Within the data that follows, how many lines carry the string "tiết"? Give the number alone.

— begin —

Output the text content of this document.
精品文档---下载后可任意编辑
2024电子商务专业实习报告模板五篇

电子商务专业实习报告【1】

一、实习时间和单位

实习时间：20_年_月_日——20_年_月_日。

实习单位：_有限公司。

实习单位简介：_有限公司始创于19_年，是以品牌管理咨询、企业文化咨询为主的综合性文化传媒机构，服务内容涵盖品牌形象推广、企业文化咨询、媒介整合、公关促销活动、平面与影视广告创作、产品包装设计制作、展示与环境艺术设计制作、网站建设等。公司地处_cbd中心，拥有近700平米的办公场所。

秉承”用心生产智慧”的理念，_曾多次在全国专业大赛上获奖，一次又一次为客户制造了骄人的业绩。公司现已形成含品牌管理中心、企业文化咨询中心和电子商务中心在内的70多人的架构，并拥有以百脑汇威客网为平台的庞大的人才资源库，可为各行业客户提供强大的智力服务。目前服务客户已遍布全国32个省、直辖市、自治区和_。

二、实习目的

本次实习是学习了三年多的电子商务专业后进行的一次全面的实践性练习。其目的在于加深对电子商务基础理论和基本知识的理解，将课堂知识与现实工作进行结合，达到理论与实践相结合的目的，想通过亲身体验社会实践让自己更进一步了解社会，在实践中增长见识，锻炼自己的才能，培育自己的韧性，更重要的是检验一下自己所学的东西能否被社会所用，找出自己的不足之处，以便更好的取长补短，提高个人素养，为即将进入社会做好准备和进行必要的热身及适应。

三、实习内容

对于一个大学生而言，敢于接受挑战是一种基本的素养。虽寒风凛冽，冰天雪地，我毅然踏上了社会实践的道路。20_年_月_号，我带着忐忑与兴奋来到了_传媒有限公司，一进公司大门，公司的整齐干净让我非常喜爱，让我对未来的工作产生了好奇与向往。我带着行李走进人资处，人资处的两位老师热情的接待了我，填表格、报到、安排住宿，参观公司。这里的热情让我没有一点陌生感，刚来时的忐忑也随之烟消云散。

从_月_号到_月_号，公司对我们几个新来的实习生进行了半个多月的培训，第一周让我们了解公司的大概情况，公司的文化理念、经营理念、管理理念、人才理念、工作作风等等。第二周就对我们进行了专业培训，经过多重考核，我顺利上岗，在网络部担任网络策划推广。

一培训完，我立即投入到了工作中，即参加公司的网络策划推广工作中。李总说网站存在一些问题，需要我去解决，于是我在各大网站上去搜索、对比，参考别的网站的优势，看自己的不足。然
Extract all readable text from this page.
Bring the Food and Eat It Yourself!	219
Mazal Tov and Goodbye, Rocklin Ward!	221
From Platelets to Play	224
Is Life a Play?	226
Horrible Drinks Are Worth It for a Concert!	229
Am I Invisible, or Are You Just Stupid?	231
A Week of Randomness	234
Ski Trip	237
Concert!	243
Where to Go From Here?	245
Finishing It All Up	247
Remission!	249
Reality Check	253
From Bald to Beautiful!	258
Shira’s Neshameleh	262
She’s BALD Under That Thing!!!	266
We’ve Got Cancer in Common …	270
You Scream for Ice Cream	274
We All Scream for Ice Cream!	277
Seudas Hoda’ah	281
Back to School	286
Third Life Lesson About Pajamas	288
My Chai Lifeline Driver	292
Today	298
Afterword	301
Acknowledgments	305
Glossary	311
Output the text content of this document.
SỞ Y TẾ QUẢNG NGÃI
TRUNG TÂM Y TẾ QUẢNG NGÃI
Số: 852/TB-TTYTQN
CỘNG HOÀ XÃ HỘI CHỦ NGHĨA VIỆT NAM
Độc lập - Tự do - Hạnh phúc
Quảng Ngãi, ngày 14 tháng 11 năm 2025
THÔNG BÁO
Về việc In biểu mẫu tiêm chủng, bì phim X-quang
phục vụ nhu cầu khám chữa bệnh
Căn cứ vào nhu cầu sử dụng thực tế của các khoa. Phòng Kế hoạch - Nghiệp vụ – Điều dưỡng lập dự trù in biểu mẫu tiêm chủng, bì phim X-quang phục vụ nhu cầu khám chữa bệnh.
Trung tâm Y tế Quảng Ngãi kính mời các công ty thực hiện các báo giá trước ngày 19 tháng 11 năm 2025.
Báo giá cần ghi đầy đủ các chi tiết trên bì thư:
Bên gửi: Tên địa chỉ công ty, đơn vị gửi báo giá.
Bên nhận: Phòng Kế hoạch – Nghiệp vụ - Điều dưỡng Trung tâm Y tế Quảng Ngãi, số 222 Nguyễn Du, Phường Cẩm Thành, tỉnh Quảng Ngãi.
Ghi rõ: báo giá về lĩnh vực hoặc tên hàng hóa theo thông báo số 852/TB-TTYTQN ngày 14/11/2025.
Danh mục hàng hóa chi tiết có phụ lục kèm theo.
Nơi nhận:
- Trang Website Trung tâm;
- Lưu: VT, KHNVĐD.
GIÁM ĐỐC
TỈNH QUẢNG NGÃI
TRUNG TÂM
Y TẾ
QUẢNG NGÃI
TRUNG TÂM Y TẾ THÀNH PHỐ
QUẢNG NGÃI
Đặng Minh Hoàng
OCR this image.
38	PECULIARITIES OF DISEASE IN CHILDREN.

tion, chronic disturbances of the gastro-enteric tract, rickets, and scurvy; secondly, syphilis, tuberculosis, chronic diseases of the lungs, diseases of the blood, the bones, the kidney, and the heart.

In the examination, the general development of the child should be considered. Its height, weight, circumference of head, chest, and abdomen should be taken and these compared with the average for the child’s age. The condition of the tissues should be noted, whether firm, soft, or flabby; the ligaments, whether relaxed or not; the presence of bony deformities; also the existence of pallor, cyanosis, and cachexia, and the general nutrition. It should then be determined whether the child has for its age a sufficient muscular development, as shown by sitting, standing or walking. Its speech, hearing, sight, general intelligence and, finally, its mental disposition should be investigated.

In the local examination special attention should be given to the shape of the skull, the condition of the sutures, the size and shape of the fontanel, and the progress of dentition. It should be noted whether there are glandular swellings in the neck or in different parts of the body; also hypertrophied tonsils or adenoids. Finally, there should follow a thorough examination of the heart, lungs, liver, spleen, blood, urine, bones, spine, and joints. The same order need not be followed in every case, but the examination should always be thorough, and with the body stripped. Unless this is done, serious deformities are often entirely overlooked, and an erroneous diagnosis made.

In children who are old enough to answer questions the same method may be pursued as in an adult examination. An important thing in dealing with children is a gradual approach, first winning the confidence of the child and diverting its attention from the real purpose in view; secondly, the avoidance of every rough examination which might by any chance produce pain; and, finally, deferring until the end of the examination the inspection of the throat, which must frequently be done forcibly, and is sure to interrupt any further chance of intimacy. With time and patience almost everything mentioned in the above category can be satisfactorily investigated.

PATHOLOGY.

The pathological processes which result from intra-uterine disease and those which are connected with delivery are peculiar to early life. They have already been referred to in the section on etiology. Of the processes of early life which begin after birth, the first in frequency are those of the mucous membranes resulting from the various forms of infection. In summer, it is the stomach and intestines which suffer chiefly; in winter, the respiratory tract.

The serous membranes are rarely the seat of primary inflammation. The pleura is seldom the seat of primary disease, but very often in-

— end —

### RESULT BELOW
2